··· EXERCISE MATERIALS

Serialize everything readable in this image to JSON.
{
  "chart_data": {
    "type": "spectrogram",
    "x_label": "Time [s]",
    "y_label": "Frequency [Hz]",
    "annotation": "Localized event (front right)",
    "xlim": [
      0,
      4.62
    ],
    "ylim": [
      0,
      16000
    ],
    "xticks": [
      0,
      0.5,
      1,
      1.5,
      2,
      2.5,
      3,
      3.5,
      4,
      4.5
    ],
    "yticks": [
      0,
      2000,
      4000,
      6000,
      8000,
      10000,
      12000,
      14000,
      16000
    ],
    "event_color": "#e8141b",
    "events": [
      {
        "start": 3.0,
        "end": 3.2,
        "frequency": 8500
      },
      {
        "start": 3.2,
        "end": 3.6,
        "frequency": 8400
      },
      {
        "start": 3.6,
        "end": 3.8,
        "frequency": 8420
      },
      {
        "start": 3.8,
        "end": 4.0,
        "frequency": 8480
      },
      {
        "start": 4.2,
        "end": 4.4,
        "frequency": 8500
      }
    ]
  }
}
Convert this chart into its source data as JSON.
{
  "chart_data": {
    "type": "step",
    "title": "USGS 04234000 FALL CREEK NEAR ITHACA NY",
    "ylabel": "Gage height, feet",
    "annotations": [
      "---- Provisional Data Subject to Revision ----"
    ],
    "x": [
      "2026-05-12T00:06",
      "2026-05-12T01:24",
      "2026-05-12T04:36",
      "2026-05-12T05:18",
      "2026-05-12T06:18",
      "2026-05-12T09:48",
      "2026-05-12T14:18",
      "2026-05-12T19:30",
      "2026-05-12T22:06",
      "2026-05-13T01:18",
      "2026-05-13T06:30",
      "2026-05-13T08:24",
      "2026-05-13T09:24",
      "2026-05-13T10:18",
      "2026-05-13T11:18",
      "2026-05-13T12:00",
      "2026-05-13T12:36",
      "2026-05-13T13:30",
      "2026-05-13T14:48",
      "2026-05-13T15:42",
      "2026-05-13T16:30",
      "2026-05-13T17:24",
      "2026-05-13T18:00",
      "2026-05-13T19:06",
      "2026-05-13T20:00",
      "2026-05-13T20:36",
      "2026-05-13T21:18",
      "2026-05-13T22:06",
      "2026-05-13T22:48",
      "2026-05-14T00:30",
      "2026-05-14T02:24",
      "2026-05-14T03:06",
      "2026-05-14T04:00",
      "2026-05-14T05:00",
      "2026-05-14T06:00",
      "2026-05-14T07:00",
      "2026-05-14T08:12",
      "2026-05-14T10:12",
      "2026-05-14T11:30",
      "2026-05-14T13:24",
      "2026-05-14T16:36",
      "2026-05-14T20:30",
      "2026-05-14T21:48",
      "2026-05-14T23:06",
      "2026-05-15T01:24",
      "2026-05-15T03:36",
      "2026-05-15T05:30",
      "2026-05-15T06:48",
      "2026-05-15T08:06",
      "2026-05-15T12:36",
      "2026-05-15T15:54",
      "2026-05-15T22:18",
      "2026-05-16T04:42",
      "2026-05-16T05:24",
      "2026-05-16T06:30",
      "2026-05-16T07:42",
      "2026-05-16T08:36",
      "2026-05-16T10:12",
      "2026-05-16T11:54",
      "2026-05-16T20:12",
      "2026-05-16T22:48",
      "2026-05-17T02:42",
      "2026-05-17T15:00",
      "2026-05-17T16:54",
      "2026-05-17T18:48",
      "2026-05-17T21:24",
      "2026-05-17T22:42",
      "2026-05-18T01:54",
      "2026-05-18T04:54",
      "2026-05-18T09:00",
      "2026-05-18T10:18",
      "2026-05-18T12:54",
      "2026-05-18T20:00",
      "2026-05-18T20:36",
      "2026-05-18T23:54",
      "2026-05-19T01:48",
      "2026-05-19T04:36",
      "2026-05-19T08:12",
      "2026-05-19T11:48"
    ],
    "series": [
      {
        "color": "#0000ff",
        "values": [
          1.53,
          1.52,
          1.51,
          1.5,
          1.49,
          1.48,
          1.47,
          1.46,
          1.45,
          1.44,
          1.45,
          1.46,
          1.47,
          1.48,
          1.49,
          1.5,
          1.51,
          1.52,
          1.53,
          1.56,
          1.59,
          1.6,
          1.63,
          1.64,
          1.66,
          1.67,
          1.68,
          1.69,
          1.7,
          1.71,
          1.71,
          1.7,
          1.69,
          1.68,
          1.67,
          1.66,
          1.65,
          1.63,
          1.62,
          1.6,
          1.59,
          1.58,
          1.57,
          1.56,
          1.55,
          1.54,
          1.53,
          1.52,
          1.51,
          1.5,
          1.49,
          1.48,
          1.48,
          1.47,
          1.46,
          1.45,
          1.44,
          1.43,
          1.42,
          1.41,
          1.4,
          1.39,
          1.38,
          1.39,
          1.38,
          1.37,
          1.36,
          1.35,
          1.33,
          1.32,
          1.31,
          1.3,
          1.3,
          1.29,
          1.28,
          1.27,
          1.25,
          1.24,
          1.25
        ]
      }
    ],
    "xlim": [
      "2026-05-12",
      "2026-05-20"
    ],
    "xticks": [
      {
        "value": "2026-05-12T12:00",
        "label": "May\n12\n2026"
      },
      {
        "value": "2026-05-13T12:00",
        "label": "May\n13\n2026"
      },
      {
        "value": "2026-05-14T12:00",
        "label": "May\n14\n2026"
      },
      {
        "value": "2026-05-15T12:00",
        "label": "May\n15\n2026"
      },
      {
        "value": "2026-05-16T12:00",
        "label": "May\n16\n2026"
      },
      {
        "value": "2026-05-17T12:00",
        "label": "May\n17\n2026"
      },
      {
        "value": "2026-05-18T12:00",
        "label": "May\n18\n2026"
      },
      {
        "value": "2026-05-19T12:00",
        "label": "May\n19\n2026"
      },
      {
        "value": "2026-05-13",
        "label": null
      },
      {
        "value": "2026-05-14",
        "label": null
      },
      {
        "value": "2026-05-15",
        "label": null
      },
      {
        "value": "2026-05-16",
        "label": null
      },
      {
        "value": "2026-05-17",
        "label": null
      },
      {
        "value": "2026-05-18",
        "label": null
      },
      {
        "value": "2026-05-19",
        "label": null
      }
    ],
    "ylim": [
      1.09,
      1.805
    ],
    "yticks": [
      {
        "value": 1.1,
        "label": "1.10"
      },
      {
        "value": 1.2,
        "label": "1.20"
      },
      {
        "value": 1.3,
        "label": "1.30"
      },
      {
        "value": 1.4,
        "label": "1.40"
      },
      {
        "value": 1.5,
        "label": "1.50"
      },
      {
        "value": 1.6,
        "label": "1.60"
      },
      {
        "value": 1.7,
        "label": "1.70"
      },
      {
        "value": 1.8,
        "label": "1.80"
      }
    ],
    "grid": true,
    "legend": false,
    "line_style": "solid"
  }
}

······

> **TASK DETAILS**: Extract each entry in full, exactly as given.

> **EXERCISE ANSWER**:
Serialize everything readable in this image to JSON.
{
  "chart_data": {
    "type": "spectrogram",
    "x_label": "Time [s]",
    "y_label": "Frequency [Hz]",
    "annotation": "Localized event (front right)",
    "xlim": [
      0,
      4.62
    ],
    "ylim": [
      0,
      16000
    ],
    "xticks": [
      0,
      0.5,
      1,
      1.5,
      2,
      2.5,
      3,
      3.5,
      4,
      4.5
    ],
    "yticks": [
      0,
      2000,
      4000,
      6000,
      8000,
      10000,
      12000,
      14000,
      16000
    ],
    "event_color": "#e8141b",
    "events": [
      {
        "start": 3.0,
        "end": 3.2,
        "frequency": 8500
      },
      {
        "start": 3.2,
        "end": 3.6,
        "frequency": 8400
      },
      {
        "start": 3.6,
        "end": 3.8,
        "frequency": 8420
      },
      {
        "start": 3.8,
        "end": 4.0,
        "frequency": 8480
      },
      {
        "start": 4.2,
        "end": 4.4,
        "frequency": 8500
      }
    ]
  }
}
Convert this chart into its source data as JSON.
{
  "chart_data": {
    "type": "step",
    "title": "USGS 04234000 FALL CREEK NEAR ITHACA NY",
    "ylabel": "Gage height, feet",
    "annotations": [
      "---- Provisional Data Subject to Revision ----"
    ],
    "x": [
      "2026-05-12T00:06",
      "2026-05-12T01:24",
      "2026-05-12T04:36",
      "2026-05-12T05:18",
      "2026-05-12T06:18",
      "2026-05-12T09:48",
      "2026-05-12T14:18",
      "2026-05-12T19:30",
      "2026-05-12T22:06",
      "2026-05-13T01:18",
      "2026-05-13T06:30",
      "2026-05-13T08:24",
      "2026-05-13T09:24",
      "2026-05-13T10:18",
      "2026-05-13T11:18",
      "2026-05-13T12:00",
      "2026-05-13T12:36",
      "2026-05-13T13:30",
      "2026-05-13T14:48",
      "2026-05-13T15:42",
      "2026-05-13T16:30",
      "2026-05-13T17:24",
      "2026-05-13T18:00",
      "2026-05-13T19:06",
      "2026-05-13T20:00",
      "2026-05-13T20:36",
      "2026-05-13T21:18",
      "2026-05-13T22:06",
      "2026-05-13T22:48",
      "2026-05-14T00:30",
      "2026-05-14T02:24",
      "2026-05-14T03:06",
      "2026-05-14T04:00",
      "2026-05-14T05:00",
      "2026-05-14T06:00",
      "2026-05-14T07:00",
      "2026-05-14T08:12",
      "2026-05-14T10:12",
      "2026-05-14T11:30",
      "2026-05-14T13:24",
      "2026-05-14T16:36",
      "2026-05-14T20:30",
      "2026-05-14T21:48",
      "2026-05-14T23:06",
      "2026-05-15T01:24",
      "2026-05-15T03:36",
      "2026-05-15T05:30",
      "2026-05-15T06:48",
      "2026-05-15T08:06",
      "2026-05-15T12:36",
      "2026-05-15T15:54",
      "2026-05-15T22:18",
      "2026-05-16T04:42",
      "2026-05-16T05:24",
      "2026-05-16T06:30",
      "2026-05-16T07:42",
      "2026-05-16T08:36",
      "2026-05-16T10:12",
      "2026-05-16T11:54",
      "2026-05-16T20:12",
      "2026-05-16T22:48",
      "2026-05-17T02:42",
      "2026-05-17T15:00",
      "2026-05-17T16:54",
      "2026-05-17T18:48",
      "2026-05-17T21:24",
      "2026-05-17T22:42",
      "2026-05-18T01:54",
      "2026-05-18T04:54",
      "2026-05-18T09:00",
      "2026-05-18T10:18",
      "2026-05-18T12:54",
      "2026-05-18T20:00",
      "2026-05-18T20:36",
      "2026-05-18T23:54",
      "2026-05-19T01:48",
      "2026-05-19T04:36",
      "2026-05-19T08:12",
      "2026-05-19T11:48"
    ],
    "series": [
      {
        "color": "#0000ff",
        "values": [
          1.53,
          1.52,
          1.51,
          1.5,
          1.49,
          1.48,
          1.47,
          1.46,
          1.45,
          1.44,
          1.45,
          1.46,
          1.47,
          1.48,
          1.49,
          1.5,
          1.51,
          1.52,
          1.53,
          1.56,
          1.59,
          1.6,
          1.63,
          1.64,
          1.66,
          1.67,
          1.68,
          1.69,
          1.7,
          1.71,
          1.71,
          1.7,
          1.69,
          1.68,
          1.67,
          1.66,
          1.65,
          1.63,
          1.62,
          1.6,
          1.59,
          1.58,
          1.57,
          1.56,
          1.55,
          1.54,
          1.53,
          1.52,
          1.51,
          1.5,
          1.49,
          1.48,
          1.48,
          1.47,
          1.46,
          1.45,
          1.44,
          1.43,
          1.42,
          1.41,
          1.4,
          1.39,
          1.38,
          1.39,
          1.38,
          1.37,
          1.36,
          1.35,
          1.33,
          1.32,
          1.31,
          1.3,
          1.3,
          1.29,
          1.28,
          1.27,
          1.25,
          1.24,
          1.25
        ]
      }
    ],
    "xlim": [
      "2026-05-12",
      "2026-05-20"
    ],
    "xticks": [
      {
        "value": "2026-05-12T12:00",
        "label": "May\n12\n2026"
      },
      {
        "value": "2026-05-13T12:00",
        "label": "May\n13\n2026"
      },
      {
        "value": "2026-05-14T12:00",
        "label": "May\n14\n2026"
      },
      {
        "value": "2026-05-15T12:00",
        "label": "May\n15\n2026"
      },
      {
        "value": "2026-05-16T12:00",
        "label": "May\n16\n2026"
      },
      {
        "value": "2026-05-17T12:00",
        "label": "May\n17\n2026"
      },
      {
        "value": "2026-05-18T12:00",
        "label": "May\n18\n2026"
      },
      {
        "value": "2026-05-19T12:00",
        "label": "May\n19\n2026"
      },
      {
        "value": "2026-05-13",
        "label": null
      },
      {
        "value": "2026-05-14",
        "label": null
      },
      {
        "value": "2026-05-15",
        "label": null
      },
      {
        "value": "2026-05-16",
        "label": null
      },
      {
        "value": "2026-05-17",
        "label": null
      },
      {
        "value": "2026-05-18",
        "label": null
      },
      {
        "value": "2026-05-19",
        "label": null
      }
    ],
    "ylim": [
      1.09,
      1.805
    ],
    "yticks": [
      {
        "value": 1.1,
        "label": "1.10"
      },
      {
        "value": 1.2,
        "label": "1.20"
      },
      {
        "value": 1.3,
        "label": "1.30"
      },
      {
        "value": 1.4,
        "label": "1.40"
      },
      {
        "value": 1.5,
        "label": "1.50"
      },
      {
        "value": 1.6,
        "label": "1.60"
      },
      {
        "value": 1.7,
        "label": "1.70"
      },
      {
        "value": 1.8,
        "label": "1.80"
      }
    ],
    "grid": true,
    "legend": false,
    "line_style": "solid"
  }
}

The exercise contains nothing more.